To be done ▸ Make an exact copy of the records, with the pictures left out.
━━━ Given information ━━━
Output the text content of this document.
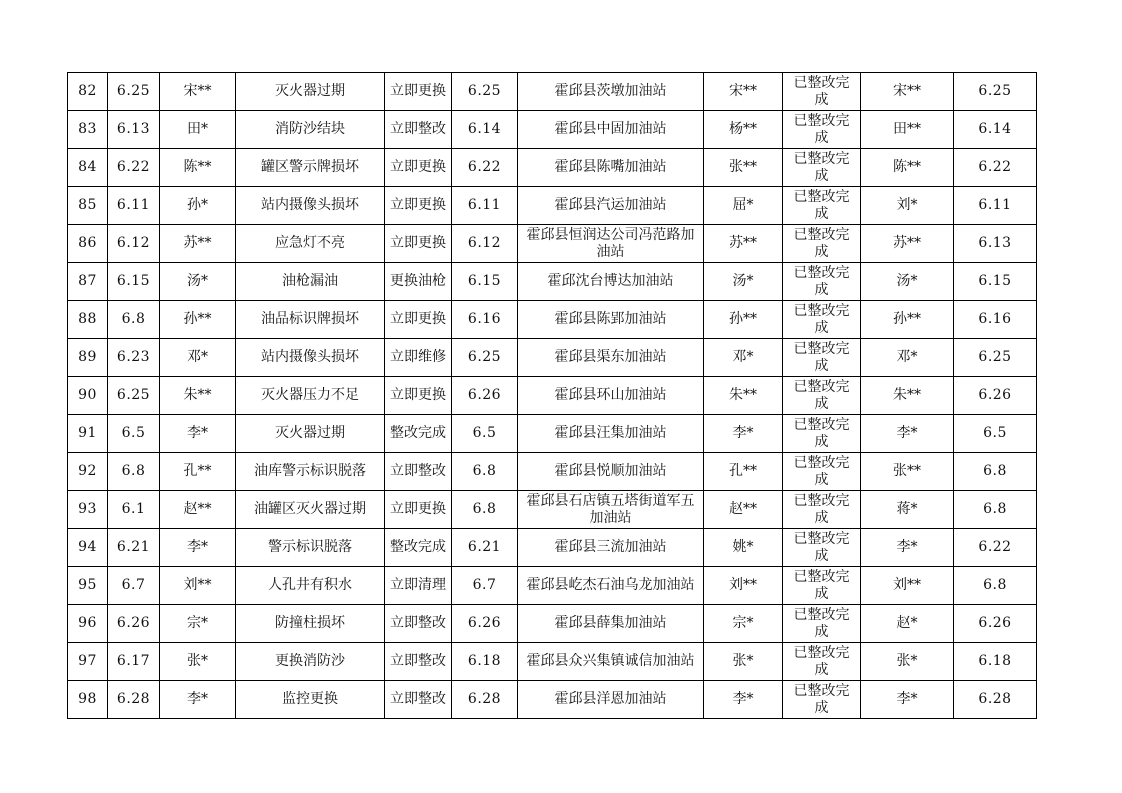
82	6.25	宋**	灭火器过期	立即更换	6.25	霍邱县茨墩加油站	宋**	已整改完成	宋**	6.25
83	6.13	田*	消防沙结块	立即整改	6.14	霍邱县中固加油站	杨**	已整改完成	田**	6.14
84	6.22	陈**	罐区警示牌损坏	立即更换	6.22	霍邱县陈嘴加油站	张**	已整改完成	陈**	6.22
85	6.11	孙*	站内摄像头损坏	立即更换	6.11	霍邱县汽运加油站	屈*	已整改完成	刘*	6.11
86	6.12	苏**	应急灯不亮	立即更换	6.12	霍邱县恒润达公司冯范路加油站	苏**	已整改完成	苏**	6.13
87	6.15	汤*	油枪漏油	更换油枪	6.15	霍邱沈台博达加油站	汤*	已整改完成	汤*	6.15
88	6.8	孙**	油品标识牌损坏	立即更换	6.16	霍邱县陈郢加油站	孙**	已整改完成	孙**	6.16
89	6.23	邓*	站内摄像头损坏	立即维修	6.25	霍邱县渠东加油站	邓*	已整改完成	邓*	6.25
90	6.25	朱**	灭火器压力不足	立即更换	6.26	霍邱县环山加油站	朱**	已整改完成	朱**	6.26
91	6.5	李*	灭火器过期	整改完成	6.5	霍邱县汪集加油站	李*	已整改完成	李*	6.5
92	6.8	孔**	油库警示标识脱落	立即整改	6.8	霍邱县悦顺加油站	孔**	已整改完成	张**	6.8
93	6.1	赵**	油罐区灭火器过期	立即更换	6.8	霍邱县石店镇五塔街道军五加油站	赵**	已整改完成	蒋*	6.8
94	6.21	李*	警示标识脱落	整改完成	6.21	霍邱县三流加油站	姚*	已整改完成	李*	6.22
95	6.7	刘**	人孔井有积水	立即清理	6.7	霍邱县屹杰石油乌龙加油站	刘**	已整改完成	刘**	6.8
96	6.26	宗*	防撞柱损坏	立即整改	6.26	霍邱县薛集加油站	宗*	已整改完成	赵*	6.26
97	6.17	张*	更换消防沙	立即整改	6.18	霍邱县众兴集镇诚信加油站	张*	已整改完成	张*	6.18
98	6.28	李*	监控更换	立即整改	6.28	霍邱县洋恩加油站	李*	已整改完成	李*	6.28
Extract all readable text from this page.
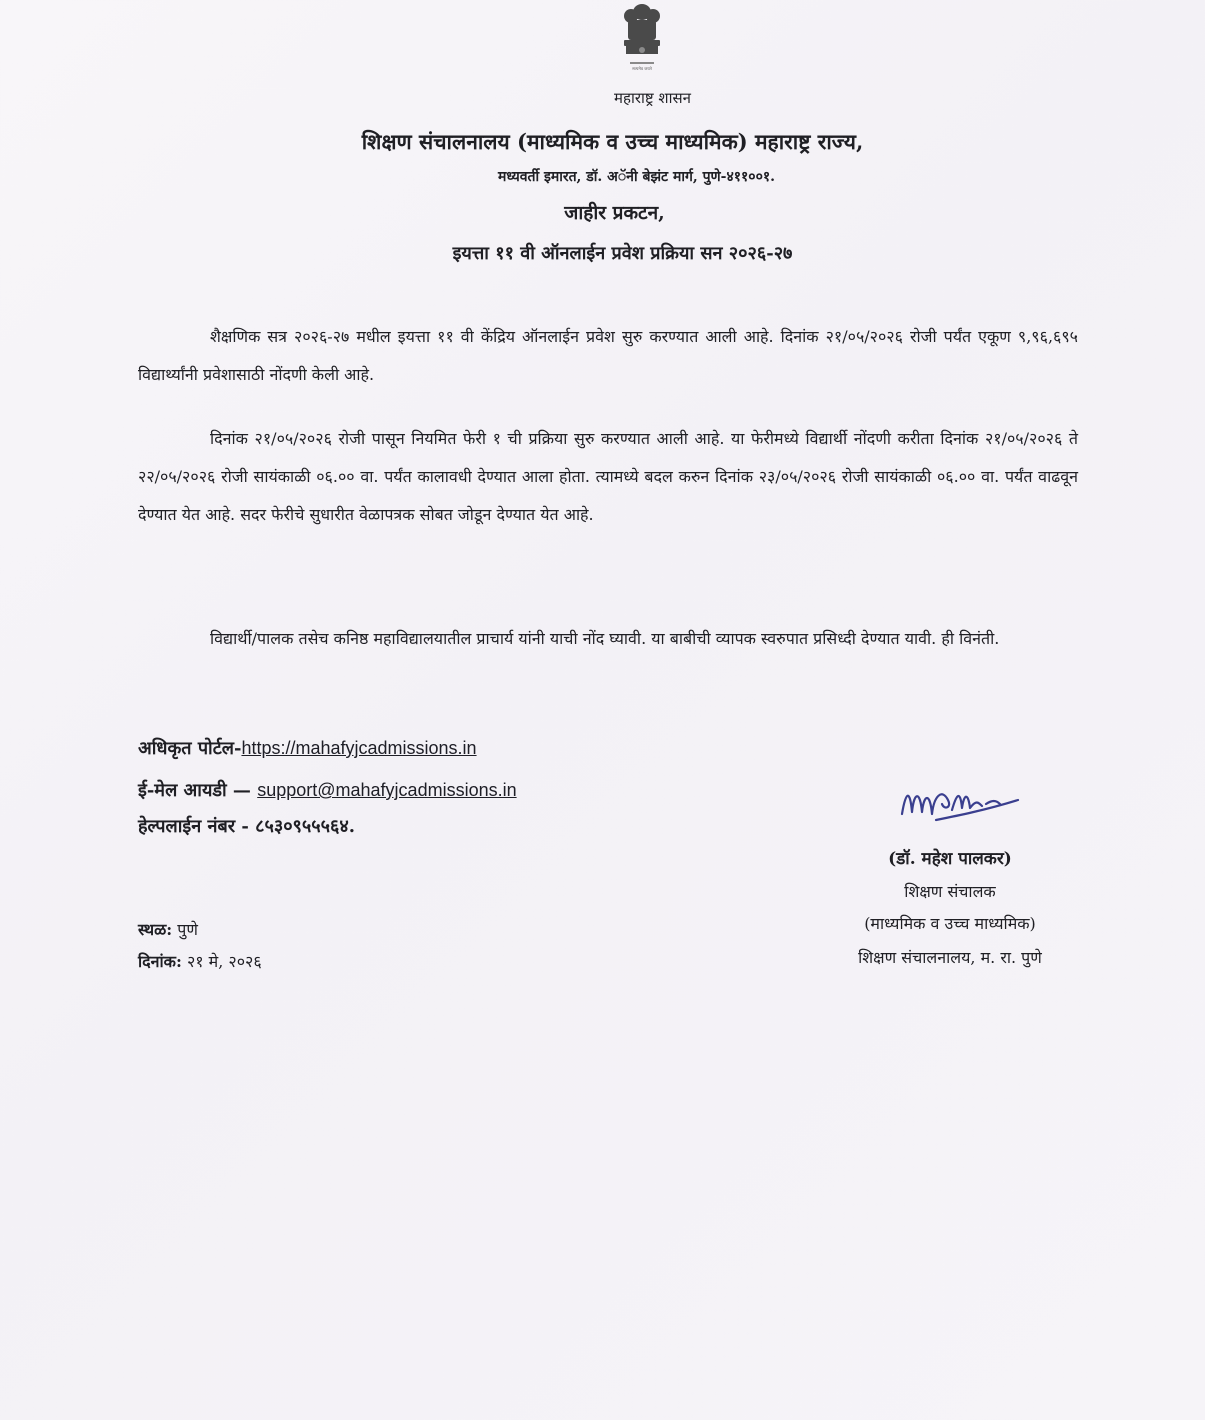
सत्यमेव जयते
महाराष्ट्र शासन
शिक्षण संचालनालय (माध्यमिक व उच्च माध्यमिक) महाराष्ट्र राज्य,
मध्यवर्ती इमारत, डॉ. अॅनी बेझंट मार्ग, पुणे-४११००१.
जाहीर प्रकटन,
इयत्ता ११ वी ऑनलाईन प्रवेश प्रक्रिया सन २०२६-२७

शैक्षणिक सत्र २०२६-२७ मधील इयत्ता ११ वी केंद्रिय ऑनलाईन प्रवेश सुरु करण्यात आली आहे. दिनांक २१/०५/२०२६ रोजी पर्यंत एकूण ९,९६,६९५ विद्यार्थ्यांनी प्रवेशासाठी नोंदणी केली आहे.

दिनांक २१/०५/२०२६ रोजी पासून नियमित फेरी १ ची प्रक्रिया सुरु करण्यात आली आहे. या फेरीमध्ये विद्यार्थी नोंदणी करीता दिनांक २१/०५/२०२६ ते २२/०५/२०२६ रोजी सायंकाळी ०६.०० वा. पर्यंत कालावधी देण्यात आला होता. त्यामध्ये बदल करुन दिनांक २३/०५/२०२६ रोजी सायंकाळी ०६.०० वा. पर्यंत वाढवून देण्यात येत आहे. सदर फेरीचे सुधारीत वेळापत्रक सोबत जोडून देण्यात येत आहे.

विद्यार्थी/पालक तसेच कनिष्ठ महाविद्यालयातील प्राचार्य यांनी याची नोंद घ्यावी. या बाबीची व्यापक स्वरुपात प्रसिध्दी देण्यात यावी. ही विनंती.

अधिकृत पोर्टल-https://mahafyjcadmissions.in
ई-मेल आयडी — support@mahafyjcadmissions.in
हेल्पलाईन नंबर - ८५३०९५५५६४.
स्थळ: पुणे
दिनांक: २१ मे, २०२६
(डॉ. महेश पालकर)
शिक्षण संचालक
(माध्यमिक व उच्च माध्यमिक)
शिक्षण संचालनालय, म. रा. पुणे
━━━
Result of the task ▸
Output the text content of this document.
82	6.25	宋**	灭火器过期	立即更换	6.25	霍邱县茨墩加油站	宋**	已整改完成	宋**	6.25
83	6.13	田*	消防沙结块	立即整改	6.14	霍邱县中固加油站	杨**	已整改完成	田**	6.14
84	6.22	陈**	罐区警示牌损坏	立即更换	6.22	霍邱县陈嘴加油站	张**	已整改完成	陈**	6.22
85	6.11	孙*	站内摄像头损坏	立即更换	6.11	霍邱县汽运加油站	屈*	已整改完成	刘*	6.11
86	6.12	苏**	应急灯不亮	立即更换	6.12	霍邱县恒润达公司冯范路加油站	苏**	已整改完成	苏**	6.13
87	6.15	汤*	油枪漏油	更换油枪	6.15	霍邱沈台博达加油站	汤*	已整改完成	汤*	6.15
88	6.8	孙**	油品标识牌损坏	立即更换	6.16	霍邱县陈郢加油站	孙**	已整改完成	孙**	6.16
89	6.23	邓*	站内摄像头损坏	立即维修	6.25	霍邱县渠东加油站	邓*	已整改完成	邓*	6.25
90	6.25	朱**	灭火器压力不足	立即更换	6.26	霍邱县环山加油站	朱**	已整改完成	朱**	6.26
91	6.5	李*	灭火器过期	整改完成	6.5	霍邱县汪集加油站	李*	已整改完成	李*	6.5
92	6.8	孔**	油库警示标识脱落	立即整改	6.8	霍邱县悦顺加油站	孔**	已整改完成	张**	6.8
93	6.1	赵**	油罐区灭火器过期	立即更换	6.8	霍邱县石店镇五塔街道军五加油站	赵**	已整改完成	蒋*	6.8
94	6.21	李*	警示标识脱落	整改完成	6.21	霍邱县三流加油站	姚*	已整改完成	李*	6.22
95	6.7	刘**	人孔井有积水	立即清理	6.7	霍邱县屹杰石油乌龙加油站	刘**	已整改完成	刘**	6.8
96	6.26	宗*	防撞柱损坏	立即整改	6.26	霍邱县薛集加油站	宗*	已整改完成	赵*	6.26
97	6.17	张*	更换消防沙	立即整改	6.18	霍邱县众兴集镇诚信加油站	张*	已整改完成	张*	6.18
98	6.28	李*	监控更换	立即整改	6.28	霍邱县洋恩加油站	李*	已整改完成	李*	6.28
Extract all readable text from this page.
सत्यमेव जयते
महाराष्ट्र शासन
शिक्षण संचालनालय (माध्यमिक व उच्च माध्यमिक) महाराष्ट्र राज्य,
मध्यवर्ती इमारत, डॉ. अॅनी बेझंट मार्ग, पुणे-४११००१.
जाहीर प्रकटन,
इयत्ता ११ वी ऑनलाईन प्रवेश प्रक्रिया सन २०२६-२७

शैक्षणिक सत्र २०२६-२७ मधील इयत्ता ११ वी केंद्रिय ऑनलाईन प्रवेश सुरु करण्यात आली आहे. दिनांक २१/०५/२०२६ रोजी पर्यंत एकूण ९,९६,६९५ विद्यार्थ्यांनी प्रवेशासाठी नोंदणी केली आहे.

दिनांक २१/०५/२०२६ रोजी पासून नियमित फेरी १ ची प्रक्रिया सुरु करण्यात आली आहे. या फेरीमध्ये विद्यार्थी नोंदणी करीता दिनांक २१/०५/२०२६ ते २२/०५/२०२६ रोजी सायंकाळी ०६.०० वा. पर्यंत कालावधी देण्यात आला होता. त्यामध्ये बदल करुन दिनांक २३/०५/२०२६ रोजी सायंकाळी ०६.०० वा. पर्यंत वाढवून देण्यात येत आहे. सदर फेरीचे सुधारीत वेळापत्रक सोबत जोडून देण्यात येत आहे.

विद्यार्थी/पालक तसेच कनिष्ठ महाविद्यालयातील प्राचार्य यांनी याची नोंद घ्यावी. या बाबीची व्यापक स्वरुपात प्रसिध्दी देण्यात यावी. ही विनंती.

अधिकृत पोर्टल-https://mahafyjcadmissions.in
ई-मेल आयडी — support@mahafyjcadmissions.in
हेल्पलाईन नंबर - ८५३०९५५५६४.
स्थळ: पुणे
दिनांक: २१ मे, २०२६
(डॉ. महेश पालकर)
शिक्षण संचालक
(माध्यमिक व उच्च माध्यमिक)
शिक्षण संचालनालय, म. रा. पुणे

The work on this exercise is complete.